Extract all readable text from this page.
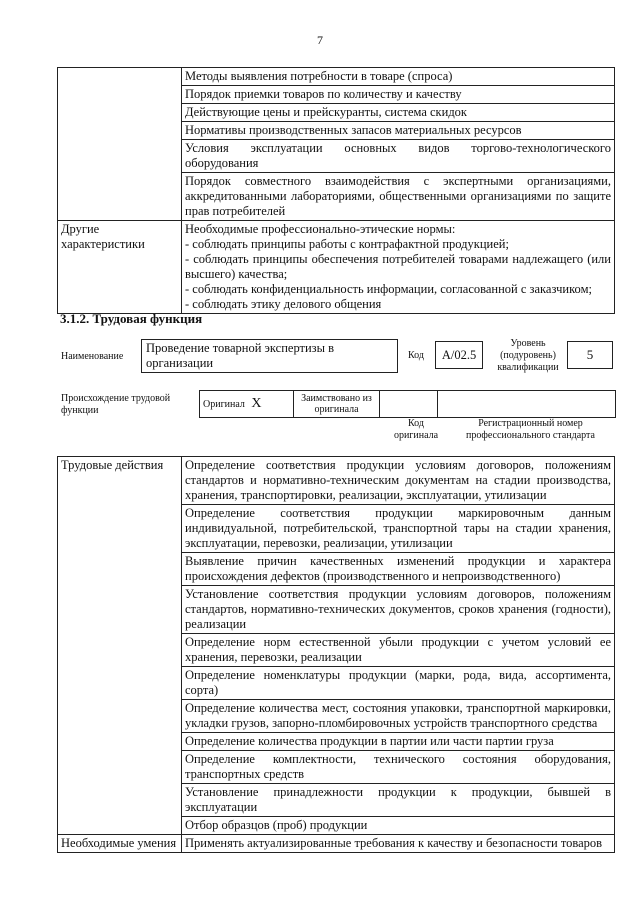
7
	Методы выявления потребности в товаре (спроса)
	Порядок приемки товаров по количеству и качеству
	Действующие цены и прейскуранты, система скидок
	Нормативы производственных запасов материальных ресурсов
	Условия эксплуатации основных видов торгово-технологического оборудования
	Порядок совместного взаимодействия с экспертными организациями, аккредитованными лабораториями, общественными организациями по защите прав потребителей
Другие характеристики	Необходимые профессионально-этические нормы:
- соблюдать принципы работы с контрафактной продукцией;
- соблюдать принципы обеспечения потребителей товарами надлежащего (или высшего) качества;
- соблюдать конфиденциальность информации, согласованной с заказчиком;
- соблюдать этику делового общения
3.1.2. Трудовая функция
Наименование
Проведение товарной экспертизы в организации
Код	А/02.5
Уровень (подуровень) квалификации
5
Происхождение трудовой функции
Оригинал X	Заимствовано из оригинала		
Код оригинала
Регистрационный номер профессионального стандарта
Трудовые действия	Определение соответствия продукции условиям договоров, положениям стандартов и нормативно-техническим документам на стадии производства, хранения, транспортировки, реализации, эксплуатации, утилизации
	Определение соответствия продукции маркировочным данным индивидуальной, потребительской, транспортной тары на стадии хранения, эксплуатации, перевозки, реализации, утилизации
	Выявление причин качественных изменений продукции и характера происхождения дефектов (производственного и непроизводственного)
	Установление соответствия продукции условиям договоров, положениям стандартов, нормативно-технических документов, сроков хранения (годности), реализации
	Определение норм естественной убыли продукции с учетом условий ее хранения, перевозки, реализации
	Определение номенклатуры продукции (марки, рода, вида, ассортимента, сорта)
	Определение количества мест, состояния упаковки, транспортной маркировки, укладки грузов, запорно-пломбировочных устройств транспортного средства
	Определение количества продукции в партии или части партии груза
	Определение комплектности, технического состояния оборудования, транспортных средств
	Установление принадлежности продукции к продукции, бывшей в эксплуатации
	Отбор образцов (проб) продукции
Необходимые умения	Применять актуализированные требования к качеству и безопасности товаров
※ ※ ※
## Problem to work on
Write the listing above out again exactly, dropping each image.

## The reply
Extract all readable text from this page.
7
	Методы выявления потребности в товаре (спроса)
	Порядок приемки товаров по количеству и качеству
	Действующие цены и прейскуранты, система скидок
	Нормативы производственных запасов материальных ресурсов
	Условия эксплуатации основных видов торгово-технологического оборудования
	Порядок совместного взаимодействия с экспертными организациями, аккредитованными лабораториями, общественными организациями по защите прав потребителей
Другие характеристики	Необходимые профессионально-этические нормы:
- соблюдать принципы работы с контрафактной продукцией;
- соблюдать принципы обеспечения потребителей товарами надлежащего (или высшего) качества;
- соблюдать конфиденциальность информации, согласованной с заказчиком;
- соблюдать этику делового общения
3.1.2. Трудовая функция
Наименование
Проведение товарной экспертизы в организации
Код	А/02.5
Уровень (подуровень) квалификации
5
Происхождение трудовой функции
Оригинал X	Заимствовано из оригинала		
Код оригинала
Регистрационный номер профессионального стандарта
Трудовые действия	Определение соответствия продукции условиям договоров, положениям стандартов и нормативно-техническим документам на стадии производства, хранения, транспортировки, реализации, эксплуатации, утилизации
	Определение соответствия продукции маркировочным данным индивидуальной, потребительской, транспортной тары на стадии хранения, эксплуатации, перевозки, реализации, утилизации
	Выявление причин качественных изменений продукции и характера происхождения дефектов (производственного и непроизводственного)
	Установление соответствия продукции условиям договоров, положениям стандартов, нормативно-технических документов, сроков хранения (годности), реализации
	Определение норм естественной убыли продукции с учетом условий ее хранения, перевозки, реализации
	Определение номенклатуры продукции (марки, рода, вида, ассортимента, сорта)
	Определение количества мест, состояния упаковки, транспортной маркировки, укладки грузов, запорно-пломбировочных устройств транспортного средства
	Определение количества продукции в партии или части партии груза
	Определение комплектности, технического состояния оборудования, транспортных средств
	Установление принадлежности продукции к продукции, бывшей в эксплуатации
	Отбор образцов (проб) продукции
Необходимые умения	Применять актуализированные требования к качеству и безопасности товаров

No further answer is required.